▶ [DIRECTIONS FOR THIS TASK]:
Write out all entries word for word.

▶ [RECORD SET]:
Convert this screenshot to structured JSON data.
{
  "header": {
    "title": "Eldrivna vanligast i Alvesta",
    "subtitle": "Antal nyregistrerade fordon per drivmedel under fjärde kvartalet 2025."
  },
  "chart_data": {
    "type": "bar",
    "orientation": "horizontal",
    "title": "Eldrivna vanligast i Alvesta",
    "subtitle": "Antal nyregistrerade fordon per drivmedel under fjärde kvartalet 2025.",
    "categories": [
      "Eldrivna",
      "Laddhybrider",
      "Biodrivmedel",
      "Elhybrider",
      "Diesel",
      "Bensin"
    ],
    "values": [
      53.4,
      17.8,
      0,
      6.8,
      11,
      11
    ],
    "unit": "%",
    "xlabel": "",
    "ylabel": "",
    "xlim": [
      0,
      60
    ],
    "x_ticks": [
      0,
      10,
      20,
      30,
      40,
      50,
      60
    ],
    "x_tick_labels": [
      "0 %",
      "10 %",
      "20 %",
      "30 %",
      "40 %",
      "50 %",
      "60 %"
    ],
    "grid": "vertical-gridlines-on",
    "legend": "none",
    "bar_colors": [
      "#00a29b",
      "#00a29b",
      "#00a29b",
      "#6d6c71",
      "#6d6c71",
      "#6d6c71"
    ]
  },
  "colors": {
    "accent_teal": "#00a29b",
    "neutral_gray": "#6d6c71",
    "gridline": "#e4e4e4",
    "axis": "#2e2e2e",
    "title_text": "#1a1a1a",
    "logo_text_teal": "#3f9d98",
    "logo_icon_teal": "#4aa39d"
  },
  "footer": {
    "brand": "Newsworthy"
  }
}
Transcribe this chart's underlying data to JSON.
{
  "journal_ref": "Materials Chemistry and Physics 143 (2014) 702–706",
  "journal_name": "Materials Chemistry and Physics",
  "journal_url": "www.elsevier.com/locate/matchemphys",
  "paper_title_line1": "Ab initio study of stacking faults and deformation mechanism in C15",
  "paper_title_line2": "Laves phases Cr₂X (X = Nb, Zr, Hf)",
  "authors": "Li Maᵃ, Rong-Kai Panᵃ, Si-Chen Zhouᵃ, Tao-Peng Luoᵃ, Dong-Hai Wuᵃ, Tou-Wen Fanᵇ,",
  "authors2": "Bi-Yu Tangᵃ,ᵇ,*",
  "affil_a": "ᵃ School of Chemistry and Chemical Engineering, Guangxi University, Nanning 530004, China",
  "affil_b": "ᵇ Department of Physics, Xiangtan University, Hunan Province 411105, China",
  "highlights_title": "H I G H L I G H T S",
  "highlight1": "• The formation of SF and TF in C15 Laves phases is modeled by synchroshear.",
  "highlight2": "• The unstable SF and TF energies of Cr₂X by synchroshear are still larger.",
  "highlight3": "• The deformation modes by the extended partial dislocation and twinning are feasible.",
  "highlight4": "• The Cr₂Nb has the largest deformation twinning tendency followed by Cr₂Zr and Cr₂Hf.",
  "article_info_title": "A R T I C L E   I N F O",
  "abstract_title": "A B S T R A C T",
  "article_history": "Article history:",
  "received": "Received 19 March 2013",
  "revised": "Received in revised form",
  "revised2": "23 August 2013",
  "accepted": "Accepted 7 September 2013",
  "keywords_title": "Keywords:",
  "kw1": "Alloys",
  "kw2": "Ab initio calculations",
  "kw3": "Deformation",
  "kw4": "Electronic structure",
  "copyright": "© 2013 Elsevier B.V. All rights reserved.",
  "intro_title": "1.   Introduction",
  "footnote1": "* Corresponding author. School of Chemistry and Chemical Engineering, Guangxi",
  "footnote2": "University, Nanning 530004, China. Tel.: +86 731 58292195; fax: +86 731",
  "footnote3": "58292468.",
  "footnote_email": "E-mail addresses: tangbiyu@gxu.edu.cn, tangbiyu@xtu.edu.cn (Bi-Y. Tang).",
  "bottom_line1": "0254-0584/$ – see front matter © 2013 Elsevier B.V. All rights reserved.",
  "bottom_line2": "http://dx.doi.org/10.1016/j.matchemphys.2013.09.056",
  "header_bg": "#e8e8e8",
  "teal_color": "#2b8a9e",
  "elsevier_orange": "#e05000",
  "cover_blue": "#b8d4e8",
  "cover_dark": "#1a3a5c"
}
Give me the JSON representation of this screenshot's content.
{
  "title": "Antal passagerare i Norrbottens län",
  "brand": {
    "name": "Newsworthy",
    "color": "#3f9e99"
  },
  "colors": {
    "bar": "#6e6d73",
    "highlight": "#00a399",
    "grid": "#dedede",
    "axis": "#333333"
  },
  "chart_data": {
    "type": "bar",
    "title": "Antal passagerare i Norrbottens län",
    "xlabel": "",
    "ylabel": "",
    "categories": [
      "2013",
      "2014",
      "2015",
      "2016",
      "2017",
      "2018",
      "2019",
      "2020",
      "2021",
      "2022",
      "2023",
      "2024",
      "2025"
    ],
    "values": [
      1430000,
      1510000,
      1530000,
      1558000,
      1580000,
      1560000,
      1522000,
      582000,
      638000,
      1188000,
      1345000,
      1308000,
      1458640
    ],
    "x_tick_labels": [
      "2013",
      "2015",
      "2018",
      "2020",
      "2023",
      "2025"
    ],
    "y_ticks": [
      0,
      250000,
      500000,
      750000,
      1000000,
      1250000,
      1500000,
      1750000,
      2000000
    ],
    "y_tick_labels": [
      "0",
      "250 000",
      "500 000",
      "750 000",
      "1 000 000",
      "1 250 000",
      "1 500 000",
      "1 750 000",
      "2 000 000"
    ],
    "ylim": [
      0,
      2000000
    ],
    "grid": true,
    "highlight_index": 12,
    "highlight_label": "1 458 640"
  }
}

▶ [SOLVED EXERCISE]:
Convert this screenshot to structured JSON data.
{
  "header": {
    "title": "Eldrivna vanligast i Alvesta",
    "subtitle": "Antal nyregistrerade fordon per drivmedel under fjärde kvartalet 2025."
  },
  "chart_data": {
    "type": "bar",
    "orientation": "horizontal",
    "title": "Eldrivna vanligast i Alvesta",
    "subtitle": "Antal nyregistrerade fordon per drivmedel under fjärde kvartalet 2025.",
    "categories": [
      "Eldrivna",
      "Laddhybrider",
      "Biodrivmedel",
      "Elhybrider",
      "Diesel",
      "Bensin"
    ],
    "values": [
      53.4,
      17.8,
      0,
      6.8,
      11,
      11
    ],
    "unit": "%",
    "xlabel": "",
    "ylabel": "",
    "xlim": [
      0,
      60
    ],
    "x_ticks": [
      0,
      10,
      20,
      30,
      40,
      50,
      60
    ],
    "x_tick_labels": [
      "0 %",
      "10 %",
      "20 %",
      "30 %",
      "40 %",
      "50 %",
      "60 %"
    ],
    "grid": "vertical-gridlines-on",
    "legend": "none",
    "bar_colors": [
      "#00a29b",
      "#00a29b",
      "#00a29b",
      "#6d6c71",
      "#6d6c71",
      "#6d6c71"
    ]
  },
  "colors": {
    "accent_teal": "#00a29b",
    "neutral_gray": "#6d6c71",
    "gridline": "#e4e4e4",
    "axis": "#2e2e2e",
    "title_text": "#1a1a1a",
    "logo_text_teal": "#3f9d98",
    "logo_icon_teal": "#4aa39d"
  },
  "footer": {
    "brand": "Newsworthy"
  }
}
Transcribe this chart's underlying data to JSON.
{
  "journal_ref": "Materials Chemistry and Physics 143 (2014) 702–706",
  "journal_name": "Materials Chemistry and Physics",
  "journal_url": "www.elsevier.com/locate/matchemphys",
  "paper_title_line1": "Ab initio study of stacking faults and deformation mechanism in C15",
  "paper_title_line2": "Laves phases Cr₂X (X = Nb, Zr, Hf)",
  "authors": "Li Maᵃ, Rong-Kai Panᵃ, Si-Chen Zhouᵃ, Tao-Peng Luoᵃ, Dong-Hai Wuᵃ, Tou-Wen Fanᵇ,",
  "authors2": "Bi-Yu Tangᵃ,ᵇ,*",
  "affil_a": "ᵃ School of Chemistry and Chemical Engineering, Guangxi University, Nanning 530004, China",
  "affil_b": "ᵇ Department of Physics, Xiangtan University, Hunan Province 411105, China",
  "highlights_title": "H I G H L I G H T S",
  "highlight1": "• The formation of SF and TF in C15 Laves phases is modeled by synchroshear.",
  "highlight2": "• The unstable SF and TF energies of Cr₂X by synchroshear are still larger.",
  "highlight3": "• The deformation modes by the extended partial dislocation and twinning are feasible.",
  "highlight4": "• The Cr₂Nb has the largest deformation twinning tendency followed by Cr₂Zr and Cr₂Hf.",
  "article_info_title": "A R T I C L E   I N F O",
  "abstract_title": "A B S T R A C T",
  "article_history": "Article history:",
  "received": "Received 19 March 2013",
  "revised": "Received in revised form",
  "revised2": "23 August 2013",
  "accepted": "Accepted 7 September 2013",
  "keywords_title": "Keywords:",
  "kw1": "Alloys",
  "kw2": "Ab initio calculations",
  "kw3": "Deformation",
  "kw4": "Electronic structure",
  "copyright": "© 2013 Elsevier B.V. All rights reserved.",
  "intro_title": "1.   Introduction",
  "footnote1": "* Corresponding author. School of Chemistry and Chemical Engineering, Guangxi",
  "footnote2": "University, Nanning 530004, China. Tel.: +86 731 58292195; fax: +86 731",
  "footnote3": "58292468.",
  "footnote_email": "E-mail addresses: tangbiyu@gxu.edu.cn, tangbiyu@xtu.edu.cn (Bi-Y. Tang).",
  "bottom_line1": "0254-0584/$ – see front matter © 2013 Elsevier B.V. All rights reserved.",
  "bottom_line2": "http://dx.doi.org/10.1016/j.matchemphys.2013.09.056",
  "header_bg": "#e8e8e8",
  "teal_color": "#2b8a9e",
  "elsevier_orange": "#e05000",
  "cover_blue": "#b8d4e8",
  "cover_dark": "#1a3a5c"
}
Give me the JSON representation of this screenshot's content.
{
  "title": "Antal passagerare i Norrbottens län",
  "brand": {
    "name": "Newsworthy",
    "color": "#3f9e99"
  },
  "colors": {
    "bar": "#6e6d73",
    "highlight": "#00a399",
    "grid": "#dedede",
    "axis": "#333333"
  },
  "chart_data": {
    "type": "bar",
    "title": "Antal passagerare i Norrbottens län",
    "xlabel": "",
    "ylabel": "",
    "categories": [
      "2013",
      "2014",
      "2015",
      "2016",
      "2017",
      "2018",
      "2019",
      "2020",
      "2021",
      "2022",
      "2023",
      "2024",
      "2025"
    ],
    "values": [
      1430000,
      1510000,
      1530000,
      1558000,
      1580000,
      1560000,
      1522000,
      582000,
      638000,
      1188000,
      1345000,
      1308000,
      1458640
    ],
    "x_tick_labels": [
      "2013",
      "2015",
      "2018",
      "2020",
      "2023",
      "2025"
    ],
    "y_ticks": [
      0,
      250000,
      500000,
      750000,
      1000000,
      1250000,
      1500000,
      1750000,
      2000000
    ],
    "y_tick_labels": [
      "0",
      "250 000",
      "500 000",
      "750 000",
      "1 000 000",
      "1 250 000",
      "1 500 000",
      "1 750 000",
      "2 000 000"
    ],
    "ylim": [
      0,
      2000000
    ],
    "grid": true,
    "highlight_index": 12,
    "highlight_label": "1 458 640"
  }
}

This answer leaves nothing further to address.